* [YOUR GOAL]
Pictures appear in the records below; write out everything else exactly.

* [SOURCE DATA]
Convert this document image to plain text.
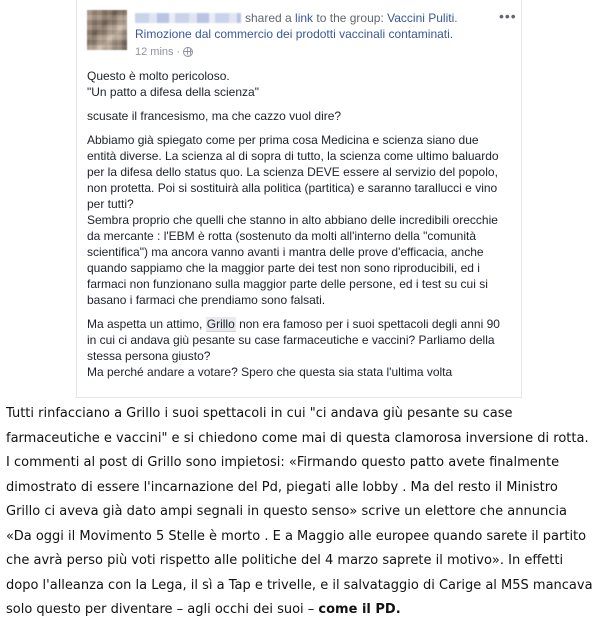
shared a link to the group: Vaccini Puliti.
Rimozione dal commercio dei prodotti vaccinali contaminati.
12 mins ·
•••

Questo è molto pericoloso.
"Un patto a difesa della scienza"

scusate il francesismo, ma che cazzo vuol dire?

Abbiamo già spiegato come per prima cosa Medicina e scienza siano due entità diverse. La scienza al di sopra di tutto, la scienza come ultimo baluardo per la difesa dello status quo. La scienza DEVE essere al servizio del popolo, non protetta. Poi si sostituirà alla politica (partitica) e saranno tarallucci e vino per tutti?
Sembra proprio che quelli che stanno in alto abbiano delle incredibili orecchie da mercante : l'EBM è rotta (sostenuto da molti all'interno della "comunità scientifica") ma ancora vanno avanti i mantra delle prove d'efficacia, anche quando sappiamo che la maggior parte dei test non sono riproducibili, ed i farmaci non funzionano sulla maggior parte delle persone, ed i test su cui si basano i farmaci che prendiamo sono falsati.

Ma aspetta un attimo, Grillo non era famoso per i suoi spettacoli degli anni 90 in cui ci andava giù pesante su case farmaceutiche e vaccini? Parliamo della stessa persona giusto?
Ma perché andare a votare? Spero che questa sia stata l'ultima volta

Tutti rinfacciano a Grillo i suoi spettacoli in cui "ci andava giù pesante su case farmaceutiche e vaccini" e si chiedono come mai di questa clamorosa inversione di rotta. I commenti al post di Grillo sono impietosi: «Firmando questo patto avete finalmente dimostrato di essere l'incarnazione del Pd, piegati alle lobby . Ma del resto il Ministro Grillo ci aveva già dato ampi segnali in questo senso» scrive un elettore che annuncia «Da oggi il Movimento 5 Stelle è morto . E a Maggio alle europee quando sarete il partito che avrà perso più voti rispetto alle politiche del 4 marzo saprete il motivo». In effetti dopo l'alleanza con la Lega, il sì a Tap e trivelle, e il salvataggio di Carige al M5S mancava solo questo per diventare – agli occhi dei suoi – come il PD.
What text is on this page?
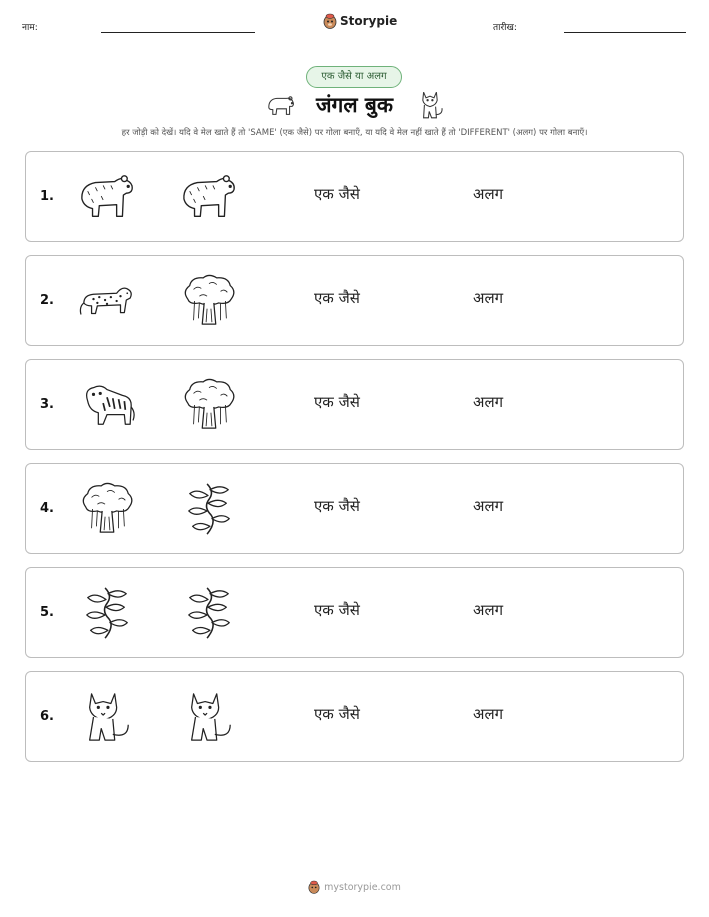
नाम:	Storypie	तारीख:
एक जैसे या अलग
जंगल बुक
हर जोड़ी को देखें। यदि वे मेल खाते हैं तो 'SAME' (एक जैसे) पर गोला बनाएँ, या यदि वे मेल नहीं खाते हैं तो 'DIFFERENT' (अलग) पर गोला बनाएँ।
1.	एक जैसे	अलग
2.	एक जैसे	अलग
3.	एक जैसे	अलग
4.	एक जैसे	अलग
5.	एक जैसे	अलग
6.	एक जैसे	अलग
mystorypie.com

* [EXERCISE RESPONSE]
Convert this document image to plain text.
shared a link to the group: Vaccini Puliti.
Rimozione dal commercio dei prodotti vaccinali contaminati.
12 mins ·
•••

Questo è molto pericoloso.
"Un patto a difesa della scienza"

scusate il francesismo, ma che cazzo vuol dire?

Abbiamo già spiegato come per prima cosa Medicina e scienza siano due entità diverse. La scienza al di sopra di tutto, la scienza come ultimo baluardo per la difesa dello status quo. La scienza DEVE essere al servizio del popolo, non protetta. Poi si sostituirà alla politica (partitica) e saranno tarallucci e vino per tutti?
Sembra proprio che quelli che stanno in alto abbiano delle incredibili orecchie da mercante : l'EBM è rotta (sostenuto da molti all'interno della "comunità scientifica") ma ancora vanno avanti i mantra delle prove d'efficacia, anche quando sappiamo che la maggior parte dei test non sono riproducibili, ed i farmaci non funzionano sulla maggior parte delle persone, ed i test su cui si basano i farmaci che prendiamo sono falsati.

Ma aspetta un attimo, Grillo non era famoso per i suoi spettacoli degli anni 90 in cui ci andava giù pesante su case farmaceutiche e vaccini? Parliamo della stessa persona giusto?
Ma perché andare a votare? Spero che questa sia stata l'ultima volta

Tutti rinfacciano a Grillo i suoi spettacoli in cui "ci andava giù pesante su case farmaceutiche e vaccini" e si chiedono come mai di questa clamorosa inversione di rotta. I commenti al post di Grillo sono impietosi: «Firmando questo patto avete finalmente dimostrato di essere l'incarnazione del Pd, piegati alle lobby . Ma del resto il Ministro Grillo ci aveva già dato ampi segnali in questo senso» scrive un elettore che annuncia «Da oggi il Movimento 5 Stelle è morto . E a Maggio alle europee quando sarete il partito che avrà perso più voti rispetto alle politiche del 4 marzo saprete il motivo». In effetti dopo l'alleanza con la Lega, il sì a Tap e trivelle, e il salvataggio di Carige al M5S mancava solo questo per diventare – agli occhi dei suoi – come il PD.
What text is on this page?
नाम:	Storypie	तारीख:
एक जैसे या अलग
जंगल बुक
हर जोड़ी को देखें। यदि वे मेल खाते हैं तो 'SAME' (एक जैसे) पर गोला बनाएँ, या यदि वे मेल नहीं खाते हैं तो 'DIFFERENT' (अलग) पर गोला बनाएँ।
1.	एक जैसे	अलग
2.	एक जैसे	अलग
3.	एक जैसे	अलग
4.	एक जैसे	अलग
5.	एक जैसे	अलग
6.	एक जैसे	अलग
mystorypie.com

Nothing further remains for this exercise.